I have three daughters with three very different personalities. I don’t know which of these an abuser would find most ‘attractive’ and therefore attempt to exploit. Is it my shy, sweet girl? Is it my fearless wildling? What about the unrelenting smugness of the third? Already my eldest child has experienced street harassment (while at her school, no less!) when a passing man hurled suggestive obscenities at a group of her friends through the chain link fence on the playground. No surprise when she cussed him out so severely that her friends had to pull her back and hush her. I think I still owe her ice-cream for her response. It’s the way I would’ve responded, but it does not come without its dangers. A man with a frail ago would easily follow her after school, or return with his friends to teach such an impudent young girl a lesson, when he was in fact the instigator. God, I detest toxic, fragile masculinity.

Stats say that 1 in 6 American women been the victim of attempted or completed rape in her lifetime. In South Africa where we live now, an average of 110 people are raped every day, a number that includes a significant number of men. It was reported on SABC that South African men are raped at a rate five times that of the global average. Naturally, this makes me anxious for my son as well, and as he gets older, our conversations will certainly center on sensitivity to male victims of rape and molestation and how to show compassion and support for men/boys in his circle who have a diminished degree of separation from assault.

I worry, but what can I do?

Well, for one thing I can prepare my children by talking to them. I confided my fears in my friend, Lydia, who has “raised” younger cousins and who advised this:

“Make sure your children feel like they are safe to talk to you about anything. (How cliché, I retorted!) Demystify sex. Tell them about your own experiences and prepare them for the kinds of things men will say to lure them. Flattery is a powerful tool, and whether we like to admit it or not, we all enjoy that kind of attention at some point. But whatever they are feeling or are going through, they MUST feel secure in talking to you about it.”

» **SOURCE MATERIAL**:
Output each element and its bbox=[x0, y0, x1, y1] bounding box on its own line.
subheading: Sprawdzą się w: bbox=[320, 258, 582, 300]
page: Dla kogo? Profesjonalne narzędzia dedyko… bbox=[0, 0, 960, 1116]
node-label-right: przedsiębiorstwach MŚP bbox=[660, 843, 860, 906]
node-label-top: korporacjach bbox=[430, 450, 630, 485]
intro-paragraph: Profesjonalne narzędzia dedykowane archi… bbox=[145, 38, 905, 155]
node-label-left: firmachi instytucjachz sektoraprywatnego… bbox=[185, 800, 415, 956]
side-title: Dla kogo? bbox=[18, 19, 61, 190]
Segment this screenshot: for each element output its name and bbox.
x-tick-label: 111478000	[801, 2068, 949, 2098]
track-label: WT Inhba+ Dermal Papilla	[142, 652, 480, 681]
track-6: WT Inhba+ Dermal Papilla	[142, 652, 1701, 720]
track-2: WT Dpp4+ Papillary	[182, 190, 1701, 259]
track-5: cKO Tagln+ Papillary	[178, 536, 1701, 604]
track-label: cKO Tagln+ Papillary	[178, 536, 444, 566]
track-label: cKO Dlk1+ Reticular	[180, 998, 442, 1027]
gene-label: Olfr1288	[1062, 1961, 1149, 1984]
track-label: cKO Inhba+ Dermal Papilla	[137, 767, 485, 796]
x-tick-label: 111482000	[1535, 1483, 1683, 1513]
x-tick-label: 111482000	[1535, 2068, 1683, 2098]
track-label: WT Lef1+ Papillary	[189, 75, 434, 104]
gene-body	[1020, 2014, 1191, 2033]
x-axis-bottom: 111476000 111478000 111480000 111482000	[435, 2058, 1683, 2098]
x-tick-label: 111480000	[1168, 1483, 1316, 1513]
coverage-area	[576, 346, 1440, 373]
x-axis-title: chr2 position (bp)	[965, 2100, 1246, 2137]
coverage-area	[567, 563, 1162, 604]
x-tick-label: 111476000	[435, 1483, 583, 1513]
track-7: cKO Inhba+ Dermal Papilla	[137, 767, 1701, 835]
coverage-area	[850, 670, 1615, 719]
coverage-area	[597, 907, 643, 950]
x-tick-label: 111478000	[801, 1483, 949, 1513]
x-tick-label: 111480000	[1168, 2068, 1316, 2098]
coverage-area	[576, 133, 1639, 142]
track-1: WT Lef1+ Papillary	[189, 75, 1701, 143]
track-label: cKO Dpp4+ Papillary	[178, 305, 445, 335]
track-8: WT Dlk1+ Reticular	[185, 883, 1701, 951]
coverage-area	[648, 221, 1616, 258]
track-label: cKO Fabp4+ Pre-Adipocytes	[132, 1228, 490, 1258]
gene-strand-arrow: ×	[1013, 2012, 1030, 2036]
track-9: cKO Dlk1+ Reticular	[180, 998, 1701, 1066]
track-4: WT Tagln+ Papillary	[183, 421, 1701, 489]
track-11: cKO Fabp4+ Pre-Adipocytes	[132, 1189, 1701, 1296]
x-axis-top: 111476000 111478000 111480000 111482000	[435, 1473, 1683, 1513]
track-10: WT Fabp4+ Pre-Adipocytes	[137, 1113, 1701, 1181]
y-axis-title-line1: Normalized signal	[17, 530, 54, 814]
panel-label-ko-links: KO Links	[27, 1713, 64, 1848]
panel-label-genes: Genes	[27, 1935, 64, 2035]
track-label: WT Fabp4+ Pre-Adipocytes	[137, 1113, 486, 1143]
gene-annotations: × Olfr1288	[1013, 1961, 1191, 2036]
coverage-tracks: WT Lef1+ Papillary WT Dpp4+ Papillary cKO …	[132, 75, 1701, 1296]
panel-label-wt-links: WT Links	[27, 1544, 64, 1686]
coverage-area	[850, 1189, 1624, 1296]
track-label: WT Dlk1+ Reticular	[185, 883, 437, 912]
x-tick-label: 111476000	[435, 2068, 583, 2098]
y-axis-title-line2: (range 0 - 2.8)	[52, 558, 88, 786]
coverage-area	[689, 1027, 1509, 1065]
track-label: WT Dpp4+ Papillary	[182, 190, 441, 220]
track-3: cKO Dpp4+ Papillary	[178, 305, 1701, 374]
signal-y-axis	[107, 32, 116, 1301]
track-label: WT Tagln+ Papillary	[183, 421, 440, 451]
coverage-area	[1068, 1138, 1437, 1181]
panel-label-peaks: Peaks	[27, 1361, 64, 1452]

» **LIST OF TASKS**:
[1] In the essay on protecting children from sexual abuse:
(a) How many daughters does the writer have?
(b) On average, how many people are raped every day in South Africa?
(c) What is the name of the friend the writer confided in?
[2] Duplicate the part of the essay on protecting children from sexual abuse that opens with the words "Stats say that" and closes with "what can I do?".
[3] Pick up the essay on protecting children from sexual abuse after its last sentence and continue writing it.

» **WRITTEN ANSWERS**:
[1]
(a) Three.
(b) 110.
(c) Lydia.

[2]
Stats say that 1 in 6 American women been the victim of attempted or completed rape in her lifetime. In South Africa where we live now, an average of 110 people are raped every day, a number that includes a significant number of men. It was reported on SABC that South African men are raped at a rate five times that of the global average. Naturally, this makes me anxious for my son as well, and as he gets older, our conversations will certainly center on sensitivity to male victims of rape and molestation and how to show compassion and support for men/boys in his circle who have a diminished degree of separation from assault.

I worry, but what can I do?

[3]
It was sage advice, but it was good. Perhaps if this sort of advice had been dispensed a century or so ago, we might have lower numbers of assault today. Perhaps if our forebears had been more intentional about protecting victims and punishing perpetrators who abuse their power, authority and position, we might’ve mitigated the rates of assault. I ponder on these things because as I scrolled through my timeline, it nearly broke me to see #MeToo simply posted on the statuses of two women I adore, both in their 70s. It was a sobering reminder that the prevalence of assault has a long, enduring history, affecting those whom you might never expect and shudder to imagine having to endure such trauma. Yet another friend who’d also posted confided privately that though she did not share the details of her repeated assaults, posting #MeToo was one of the hardest things she’d ever done. That too was a sobering reminder that for all the thousands of stories that were shared, thousands more were not.

Still, I hold out hope that we are doing better by this next generation of girls, at least in this corner of the world. The other day, my son came home looking very self-satisfied. I asked him how his day was at school.

“Ugh. The bullies were really acting up today,” he said with the air of man who’d been fighting fires for 12 hours or better.

“Oh really? What happened?”

“This kid named Johan* was bothering all the girls. Hitting them and calling them names. I told him to stop because it wasn’t nice. I tried to stop him. One of the girls he was calling names was just minding her own business, and she went over to him and hit him back. Then all the girls hit him. Then he ran off.”

“Wow! I see! Did they get in trouble?”

“No,” he said. “Because it was after school anyways. It’s Johan’s fault. It’s like when you poke a beehive while the queen bee is making eggs and all the guard bees come out and attack you. Why would you do something so stupid? Bother the hive while the queen is making her eggs? What’s for lunch?”

Why indeed?

 

How did you react to #MeToo? Do you think the viral hash tag will make a difference in policy, advocacy or real life relationships? Discuss.